**Written request:** Return the listing below verbatim. Pictures do not belong in the copy.

Entries with figure data:

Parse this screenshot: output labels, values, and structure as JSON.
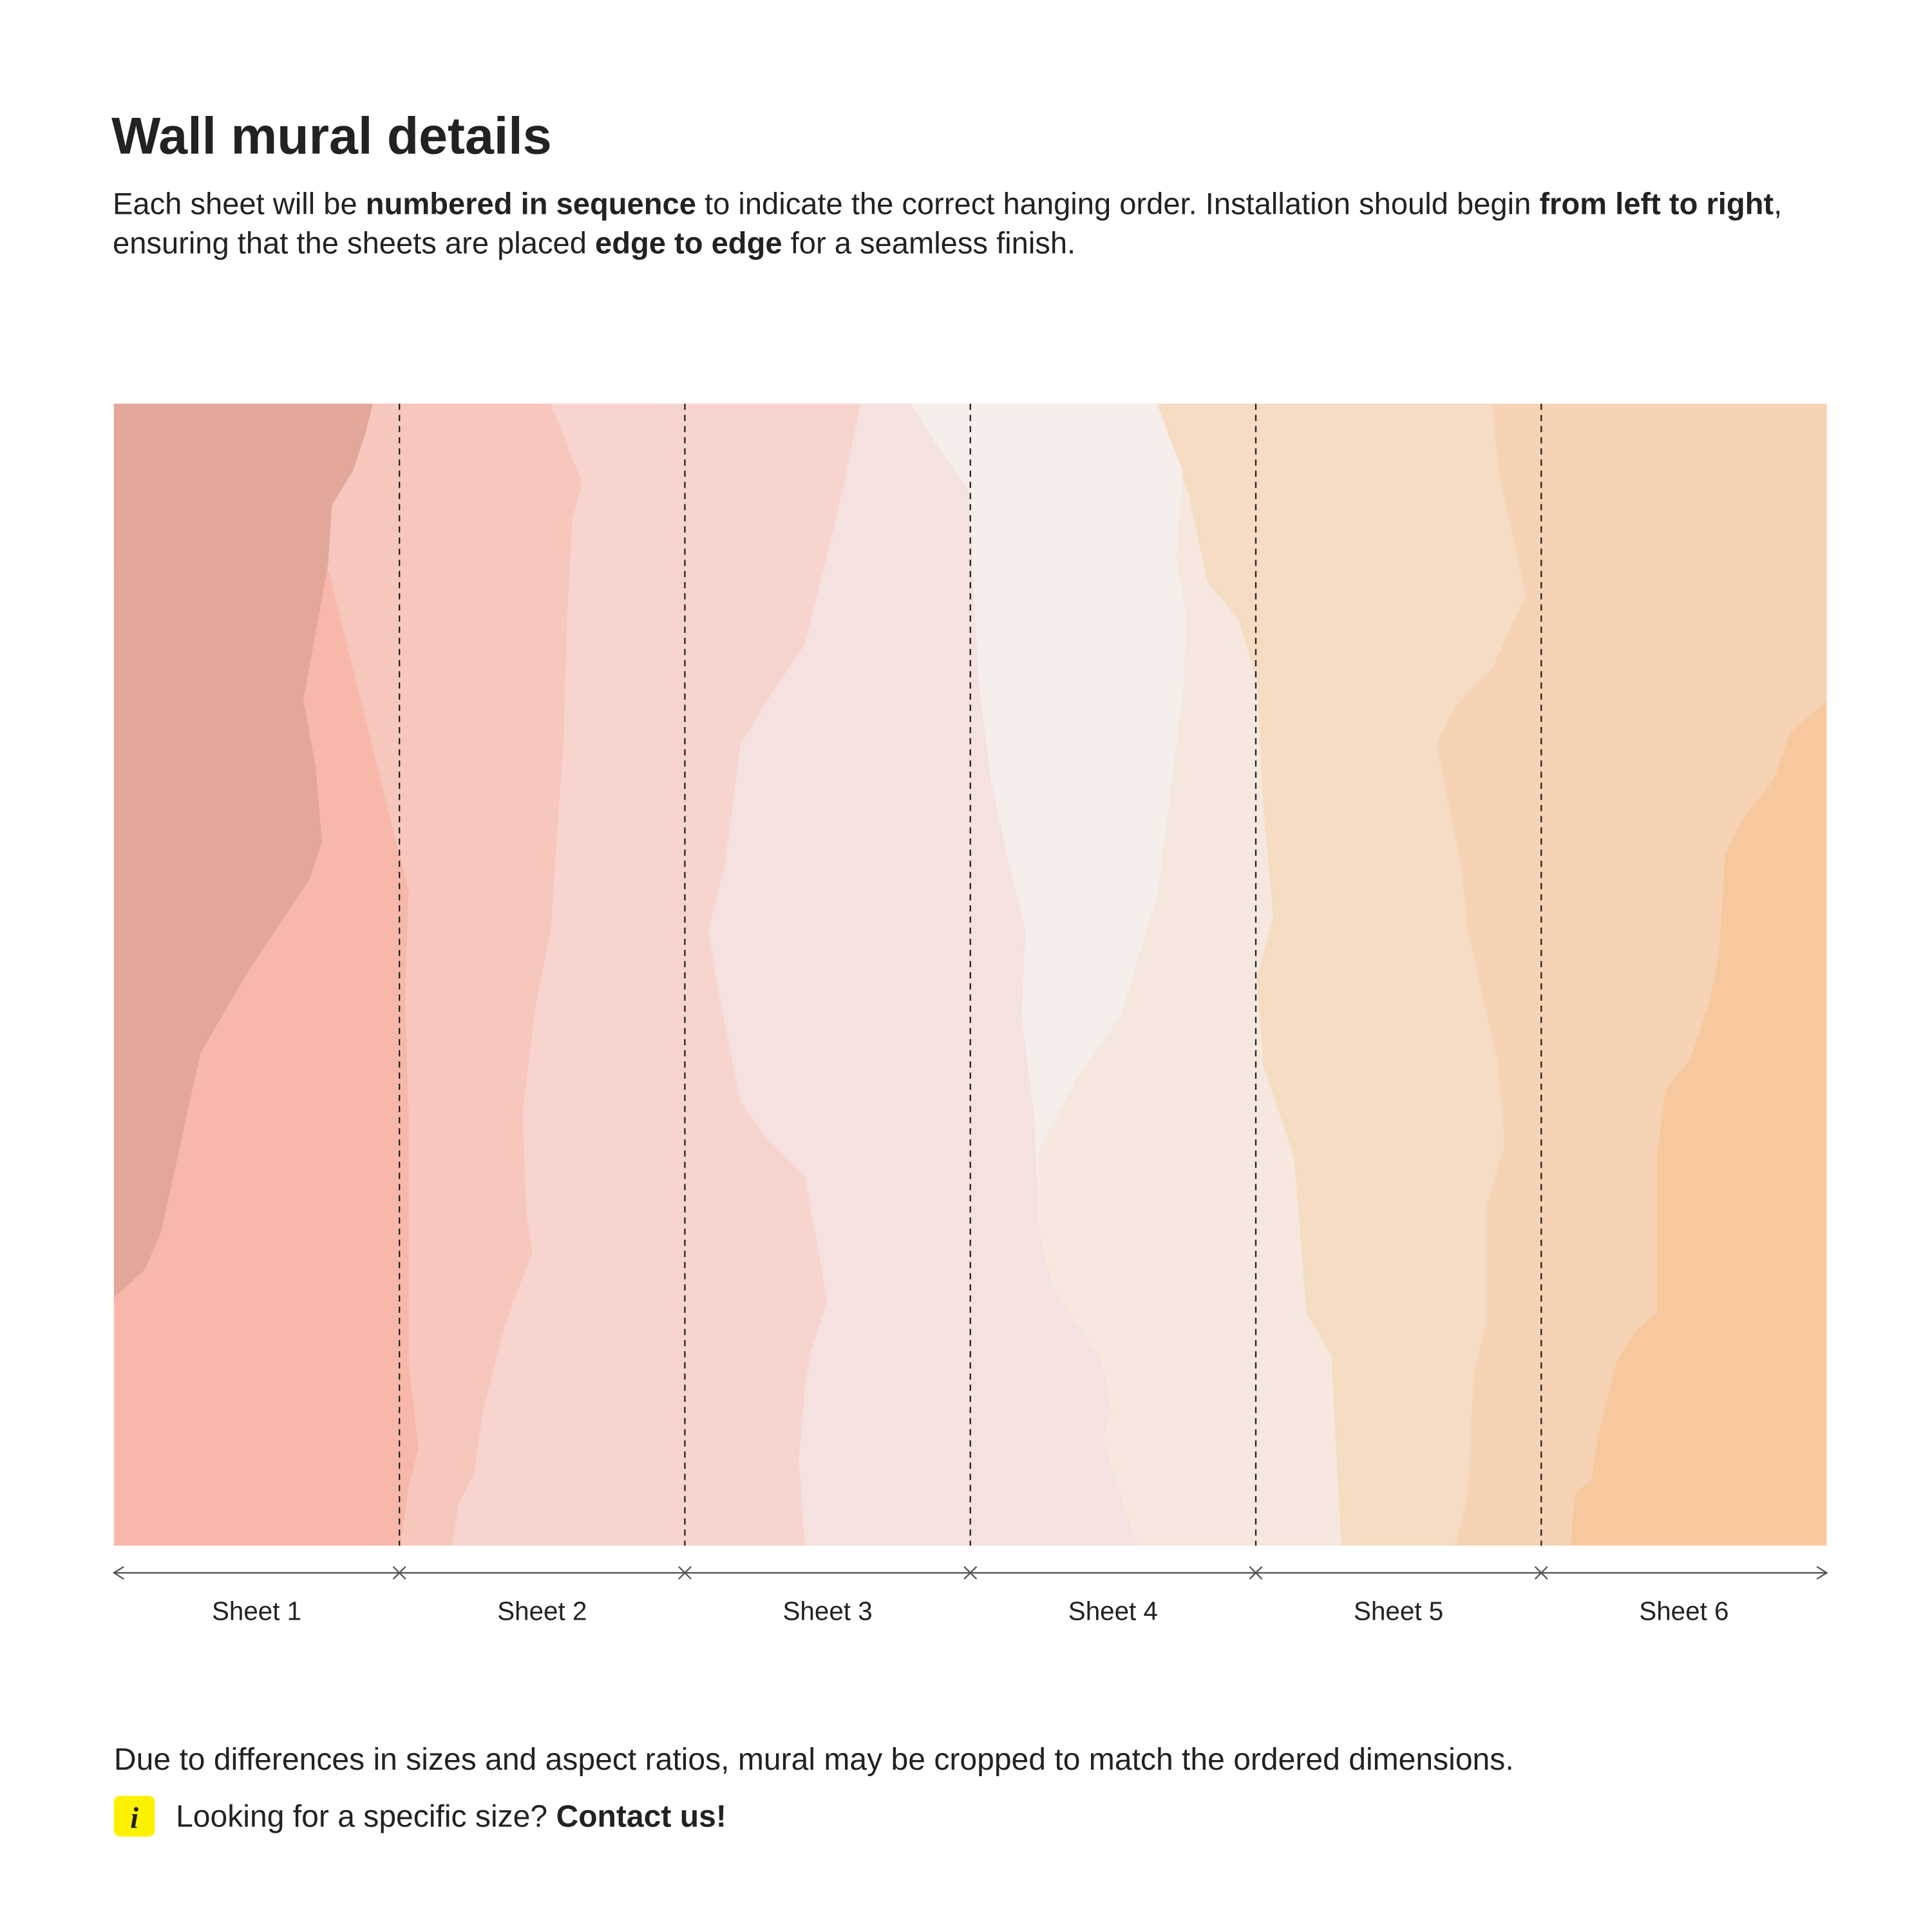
{
  "header": {
    "title": "Wall mural details",
    "description": [
      [
        {
          "text": "Each sheet will be ",
          "strong": false
        },
        {
          "text": "numbered in sequence",
          "strong": true
        },
        {
          "text": " to indicate the correct hanging order. Installation should begin ",
          "strong": false
        },
        {
          "text": "from left to right",
          "strong": true
        },
        {
          "text": ",",
          "strong": false
        }
      ],
      [
        {
          "text": "ensuring that the sheets are placed ",
          "strong": false
        },
        {
          "text": "edge to edge",
          "strong": true
        },
        {
          "text": " for a seamless finish.",
          "strong": false
        }
      ]
    ]
  },
  "mural": {
    "sheets": [
      "Sheet 1",
      "Sheet 2",
      "Sheet 3",
      "Sheet 4",
      "Sheet 5",
      "Sheet 6"
    ]
  },
  "footer": {
    "note": "Due to differences in sizes and aspect ratios, mural may be cropped to match the ordered dimensions.",
    "contact": [
      {
        "text": "Looking for a specific size? ",
        "strong": false
      },
      {
        "text": "Contact us!",
        "strong": true
      }
    ]
  }
}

**Written answer:**
Parse this screenshot: output labels, values, and structure as JSON.
{
  "header": {
    "title": "Wall mural details",
    "description": [
      [
        {
          "text": "Each sheet will be ",
          "strong": false
        },
        {
          "text": "numbered in sequence",
          "strong": true
        },
        {
          "text": " to indicate the correct hanging order. Installation should begin ",
          "strong": false
        },
        {
          "text": "from left to right",
          "strong": true
        },
        {
          "text": ",",
          "strong": false
        }
      ],
      [
        {
          "text": "ensuring that the sheets are placed ",
          "strong": false
        },
        {
          "text": "edge to edge",
          "strong": true
        },
        {
          "text": " for a seamless finish.",
          "strong": false
        }
      ]
    ]
  },
  "mural": {
    "sheets": [
      "Sheet 1",
      "Sheet 2",
      "Sheet 3",
      "Sheet 4",
      "Sheet 5",
      "Sheet 6"
    ]
  },
  "footer": {
    "note": "Due to differences in sizes and aspect ratios, mural may be cropped to match the ordered dimensions.",
    "contact": [
      {
        "text": "Looking for a specific size? ",
        "strong": false
      },
      {
        "text": "Contact us!",
        "strong": true
      }
    ]
  }
}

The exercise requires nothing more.